INSTRUCTIONS FOR THE TASK - Transcribe the records exactly. Pictures do not belong in the transcription.

##### EXERCISE MATERIALS #####

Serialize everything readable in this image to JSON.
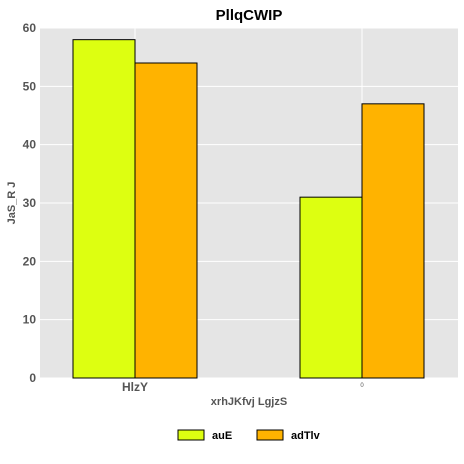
{
  "chart_data": {
    "type": "bar",
    "title": "PllqCWIP",
    "xlabel": "xrhJKfvj LgjzS",
    "ylabel": "JaS_R J",
    "categories": [
      "HlzY",
      "0"
    ],
    "series": [
      {
        "name": "auE",
        "values": [
          58,
          31
        ],
        "color": "#ddff11"
      },
      {
        "name": "adTlv",
        "values": [
          54,
          47
        ],
        "color": "#ffb300"
      }
    ],
    "ylim": [
      0,
      60
    ],
    "yticks": [
      "0",
      "10",
      "20",
      "30",
      "40",
      "50",
      "60"
    ],
    "grid": true,
    "background": "#e5e5e5",
    "legend_position": "bottom"
  }
}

#####

FINAL ANSWER -
Serialize everything readable in this image to JSON.
{
  "chart_data": {
    "type": "bar",
    "title": "PllqCWIP",
    "xlabel": "xrhJKfvj LgjzS",
    "ylabel": "JaS_R J",
    "categories": [
      "HlzY",
      "0"
    ],
    "series": [
      {
        "name": "auE",
        "values": [
          58,
          31
        ],
        "color": "#ddff11"
      },
      {
        "name": "adTlv",
        "values": [
          54,
          47
        ],
        "color": "#ffb300"
      }
    ],
    "ylim": [
      0,
      60
    ],
    "yticks": [
      "0",
      "10",
      "20",
      "30",
      "40",
      "50",
      "60"
    ],
    "grid": true,
    "background": "#e5e5e5",
    "legend_position": "bottom"
  }
}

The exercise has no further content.